**SHORT PROBLEM**
Give the number of lines that include the string "title", nothing more.

**Some records**
------------

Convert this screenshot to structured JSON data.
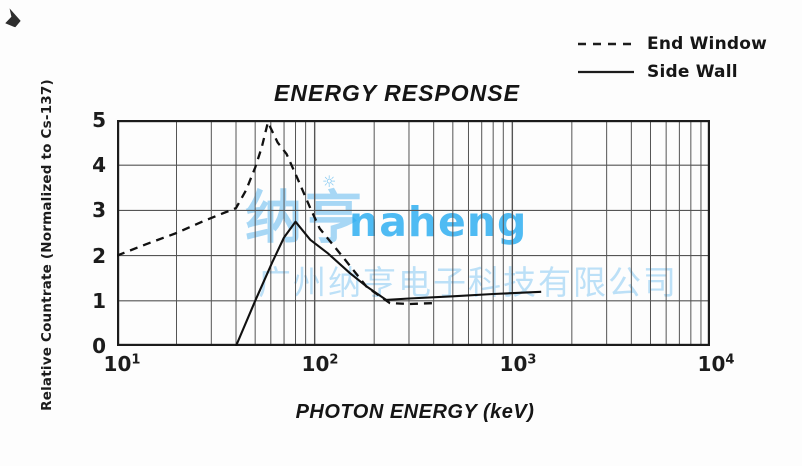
{
  "title": "ENERGY RESPONSE",
  "legend": [
    {
      "label": "End Window",
      "style": "dashed"
    },
    {
      "label": "Side Wall",
      "style": "solid"
    }
  ],
  "y_axis": {
    "label": "Relative Countrate (Normalized to Cs-137)",
    "ticks": [
      "5",
      "4",
      "3",
      "2",
      "1",
      "0"
    ]
  },
  "x_axis": {
    "label": "PHOTON ENERGY (keV)",
    "ticks": [
      {
        "base": "10",
        "exp": "1"
      },
      {
        "base": "10",
        "exp": "2"
      },
      {
        "base": "10",
        "exp": "3"
      },
      {
        "base": "10",
        "exp": "4"
      }
    ]
  },
  "watermark": {
    "logo": "纳亨",
    "gear_icon": "☼",
    "brand": "naheng",
    "company": "广州纳亨电子科技有限公司",
    "logo_color": "#73c0f0",
    "brand_color": "#23aaf0",
    "company_color": "#87c8f2"
  },
  "chart_data": {
    "type": "line",
    "title": "ENERGY RESPONSE",
    "xlabel": "PHOTON ENERGY (keV)",
    "ylabel": "Relative Countrate (Normalized to Cs-137)",
    "x_scale": "log",
    "xlim": [
      10,
      10000
    ],
    "ylim": [
      0,
      5
    ],
    "grid": "on",
    "legend_position": "top-right",
    "style": {
      "grid_color": "#555555",
      "border_color": "#1c1c1c",
      "line_color": "#111111"
    },
    "series": [
      {
        "name": "End Window",
        "line_style": "dashed",
        "points": [
          [
            10,
            2.0
          ],
          [
            14,
            2.25
          ],
          [
            20,
            2.5
          ],
          [
            28,
            2.78
          ],
          [
            40,
            3.05
          ],
          [
            45,
            3.45
          ],
          [
            50,
            3.95
          ],
          [
            54,
            4.4
          ],
          [
            58,
            4.95
          ],
          [
            65,
            4.5
          ],
          [
            72,
            4.25
          ],
          [
            81,
            3.75
          ],
          [
            95,
            3.05
          ],
          [
            106,
            2.6
          ],
          [
            140,
            1.95
          ],
          [
            184,
            1.3
          ],
          [
            240,
            0.95
          ],
          [
            300,
            0.93
          ],
          [
            400,
            0.95
          ]
        ]
      },
      {
        "name": "Side Wall",
        "line_style": "solid",
        "points": [
          [
            40,
            0.0
          ],
          [
            50,
            1.0
          ],
          [
            61,
            1.85
          ],
          [
            70,
            2.4
          ],
          [
            80,
            2.75
          ],
          [
            95,
            2.35
          ],
          [
            116,
            2.06
          ],
          [
            151,
            1.61
          ],
          [
            184,
            1.31
          ],
          [
            230,
            1.02
          ],
          [
            300,
            1.05
          ],
          [
            500,
            1.1
          ],
          [
            800,
            1.15
          ],
          [
            1400,
            1.2
          ]
        ]
      }
    ]
  }
}
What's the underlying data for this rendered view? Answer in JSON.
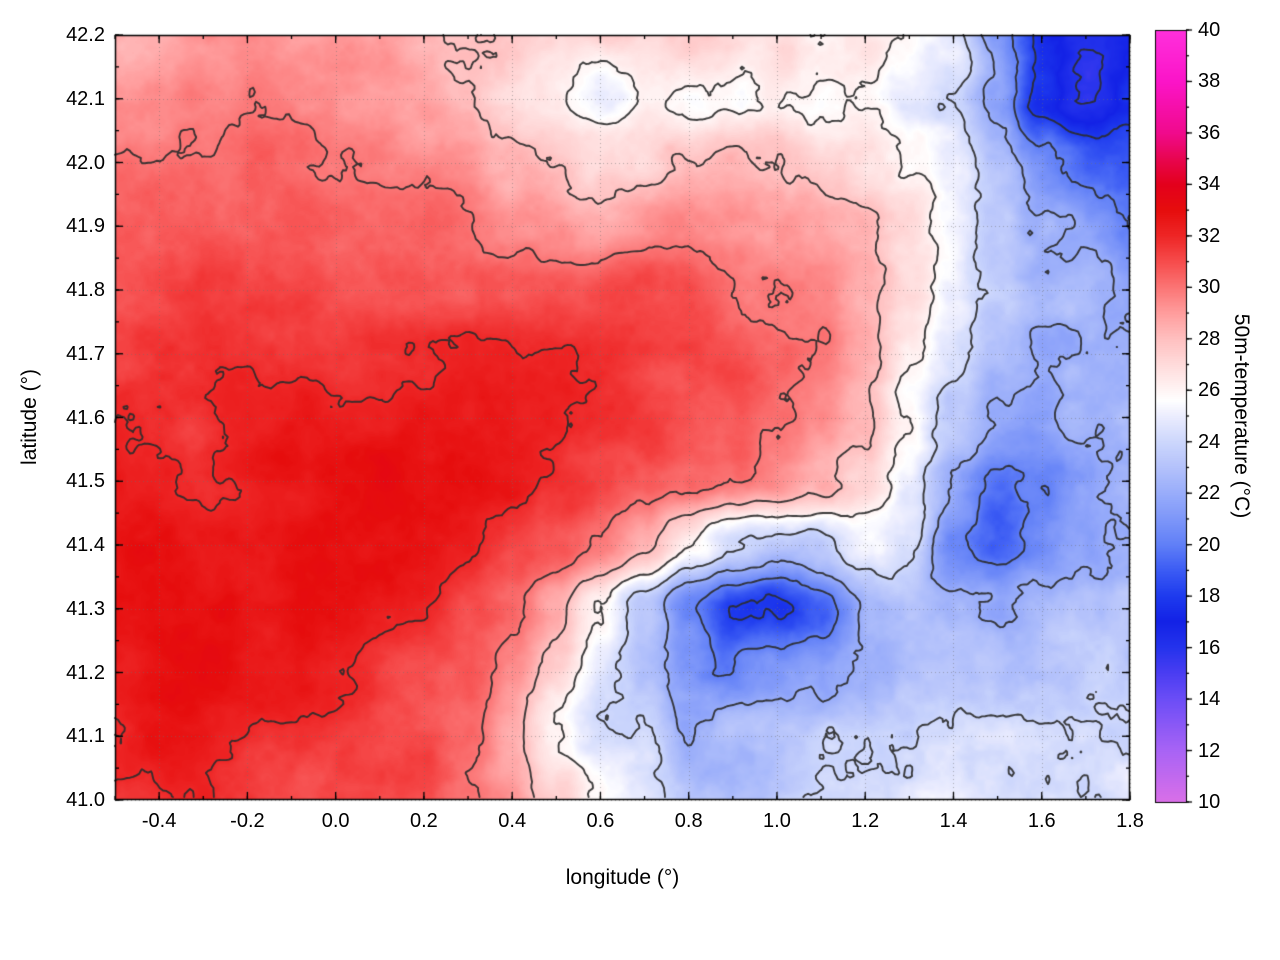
{
  "chart_data": {
    "type": "heatmap",
    "title": "",
    "xlabel": "longitude (°)",
    "ylabel": "latitude (°)",
    "colorbar_label": "50m-temperature (°C)",
    "xlim": [
      -0.5,
      1.8
    ],
    "ylim": [
      41.0,
      42.2
    ],
    "clim": [
      10,
      40
    ],
    "grid": true,
    "x_ticks": {
      "values": [
        -0.4,
        -0.2,
        0.0,
        0.2,
        0.4,
        0.6,
        0.8,
        1.0,
        1.2,
        1.4,
        1.6,
        1.8
      ],
      "labels": [
        "-0.4",
        "-0.2",
        "0.0",
        "0.2",
        "0.4",
        "0.6",
        "0.8",
        "1.0",
        "1.2",
        "1.4",
        "1.6",
        "1.8"
      ],
      "minor_step": 0.1
    },
    "y_ticks": {
      "values": [
        41.0,
        41.1,
        41.2,
        41.3,
        41.4,
        41.5,
        41.6,
        41.7,
        41.8,
        41.9,
        42.0,
        42.1,
        42.2
      ],
      "labels": [
        "41.0",
        "41.1",
        "41.2",
        "41.3",
        "41.4",
        "41.5",
        "41.6",
        "41.7",
        "41.8",
        "41.9",
        "42.0",
        "42.1",
        "42.2"
      ],
      "minor_step": 0.05
    },
    "colorbar_ticks": {
      "values": [
        10,
        12,
        14,
        16,
        18,
        20,
        22,
        24,
        26,
        28,
        30,
        32,
        34,
        36,
        38,
        40
      ],
      "labels": [
        "10",
        "12",
        "14",
        "16",
        "18",
        "20",
        "22",
        "24",
        "26",
        "28",
        "30",
        "32",
        "34",
        "36",
        "38",
        "40"
      ],
      "minor_step": 1
    },
    "contour_levels": [
      16,
      18,
      20,
      22,
      24,
      26,
      28,
      30,
      32
    ],
    "lon_nodes": [
      -0.5,
      -0.4,
      -0.3,
      -0.2,
      -0.1,
      0.0,
      0.1,
      0.2,
      0.3,
      0.4,
      0.5,
      0.6,
      0.7,
      0.8,
      0.9,
      1.0,
      1.1,
      1.2,
      1.3,
      1.4,
      1.5,
      1.6,
      1.7,
      1.8
    ],
    "lat_nodes": [
      42.2,
      42.1,
      42.0,
      41.9,
      41.8,
      41.7,
      41.6,
      41.5,
      41.4,
      41.3,
      41.2,
      41.1,
      41.0
    ],
    "temperature_grid": [
      [
        29.0,
        29.2,
        29.5,
        29.4,
        29.2,
        29.0,
        28.8,
        28.5,
        28.0,
        27.5,
        27.2,
        27.6,
        27.0,
        27.8,
        27.5,
        27.0,
        26.4,
        26.8,
        26.0,
        24.5,
        20.5,
        16.8,
        15.6,
        16.5
      ],
      [
        29.6,
        29.9,
        30.0,
        29.9,
        29.6,
        29.4,
        29.2,
        28.9,
        27.6,
        26.6,
        26.3,
        24.9,
        26.2,
        25.4,
        25.8,
        26.6,
        26.2,
        26.0,
        25.4,
        24.2,
        21.5,
        17.4,
        15.5,
        17.2
      ],
      [
        30.0,
        30.1,
        30.3,
        30.2,
        30.0,
        29.8,
        29.6,
        29.2,
        28.6,
        28.0,
        27.6,
        27.0,
        26.6,
        27.8,
        28.4,
        28.0,
        27.5,
        27.0,
        26.2,
        25.0,
        23.0,
        20.8,
        19.8,
        19.6
      ],
      [
        30.4,
        30.5,
        30.8,
        30.6,
        30.5,
        30.2,
        30.1,
        30.0,
        29.6,
        29.2,
        29.0,
        28.6,
        28.9,
        29.4,
        29.4,
        29.0,
        28.6,
        28.0,
        27.0,
        25.6,
        24.0,
        22.4,
        21.8,
        21.0
      ],
      [
        30.8,
        31.0,
        31.3,
        31.1,
        31.0,
        30.7,
        30.8,
        30.9,
        30.5,
        30.4,
        30.6,
        30.9,
        31.0,
        30.9,
        30.5,
        30.0,
        29.5,
        28.8,
        27.4,
        25.0,
        23.4,
        22.5,
        22.8,
        21.8
      ],
      [
        31.0,
        31.4,
        31.5,
        31.4,
        31.4,
        31.4,
        31.6,
        31.8,
        32.0,
        32.1,
        32.3,
        32.0,
        31.6,
        31.5,
        31.0,
        30.5,
        30.0,
        29.0,
        27.0,
        24.5,
        22.8,
        21.8,
        22.4,
        22.0
      ],
      [
        31.8,
        32.0,
        31.6,
        31.9,
        32.0,
        32.1,
        32.3,
        32.5,
        32.4,
        32.4,
        32.4,
        32.0,
        31.6,
        31.0,
        30.6,
        30.0,
        29.4,
        28.4,
        26.0,
        23.4,
        21.8,
        21.4,
        22.0,
        22.4
      ],
      [
        32.4,
        32.4,
        32.0,
        32.1,
        32.4,
        32.6,
        32.8,
        32.8,
        32.6,
        32.5,
        32.1,
        31.6,
        31.0,
        30.5,
        29.9,
        29.0,
        28.0,
        26.5,
        24.4,
        21.0,
        19.4,
        20.4,
        21.4,
        22.0
      ],
      [
        32.8,
        32.9,
        32.6,
        32.9,
        33.0,
        33.0,
        32.9,
        32.5,
        32.1,
        31.6,
        31.0,
        30.0,
        28.5,
        26.2,
        24.0,
        23.0,
        23.4,
        24.8,
        24.0,
        20.2,
        18.6,
        19.8,
        21.0,
        21.5
      ],
      [
        33.0,
        33.1,
        32.9,
        33.0,
        33.0,
        32.9,
        32.5,
        32.1,
        31.2,
        30.2,
        28.6,
        26.2,
        23.2,
        20.0,
        18.0,
        17.6,
        19.0,
        21.8,
        22.8,
        22.0,
        21.4,
        22.0,
        22.4,
        22.9
      ],
      [
        32.6,
        32.9,
        32.9,
        32.6,
        32.5,
        32.4,
        32.1,
        31.6,
        31.0,
        30.0,
        28.0,
        25.6,
        23.6,
        21.2,
        20.0,
        21.0,
        21.6,
        22.4,
        22.9,
        22.9,
        22.9,
        23.0,
        23.2,
        23.4
      ],
      [
        32.1,
        32.4,
        32.4,
        32.1,
        32.0,
        32.0,
        31.6,
        31.1,
        30.5,
        29.0,
        26.6,
        25.0,
        24.4,
        22.0,
        22.9,
        23.4,
        23.5,
        23.5,
        23.6,
        23.9,
        23.9,
        23.9,
        24.0,
        24.0
      ],
      [
        31.6,
        32.0,
        32.0,
        31.9,
        31.6,
        31.5,
        31.5,
        31.0,
        30.5,
        29.5,
        27.5,
        25.6,
        24.5,
        23.6,
        23.9,
        24.0,
        24.0,
        24.0,
        24.1,
        24.4,
        24.4,
        24.4,
        24.4,
        24.5
      ]
    ],
    "palette_stops": [
      [
        10,
        "#d96fe8"
      ],
      [
        12,
        "#a863f5"
      ],
      [
        14,
        "#6b4df6"
      ],
      [
        15,
        "#4a3df2"
      ],
      [
        16,
        "#2433ec"
      ],
      [
        17,
        "#1322e6"
      ],
      [
        18,
        "#1e3bee"
      ],
      [
        19,
        "#3c5cf4"
      ],
      [
        20,
        "#6180f7"
      ],
      [
        21,
        "#7e97f9"
      ],
      [
        22,
        "#99adfa"
      ],
      [
        23,
        "#b4c2fb"
      ],
      [
        24,
        "#cdd7fc"
      ],
      [
        25,
        "#ecedfe"
      ],
      [
        25.6,
        "#ffffff"
      ],
      [
        26.4,
        "#ffeaea"
      ],
      [
        27,
        "#ffdbdb"
      ],
      [
        28,
        "#ffc0c0"
      ],
      [
        29,
        "#ff9d9d"
      ],
      [
        30,
        "#fb7575"
      ],
      [
        31,
        "#f64c4c"
      ],
      [
        32,
        "#ee2626"
      ],
      [
        33,
        "#e60d0d"
      ],
      [
        34,
        "#e3001c"
      ],
      [
        35,
        "#e80550"
      ],
      [
        36,
        "#f00a8c"
      ],
      [
        38,
        "#fb14c8"
      ],
      [
        40,
        "#ff30dc"
      ]
    ],
    "contour_color": "#2d2d2d",
    "grid_color": "#6e6e6e"
  }
}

------------

**CORRECT ANSWER**
3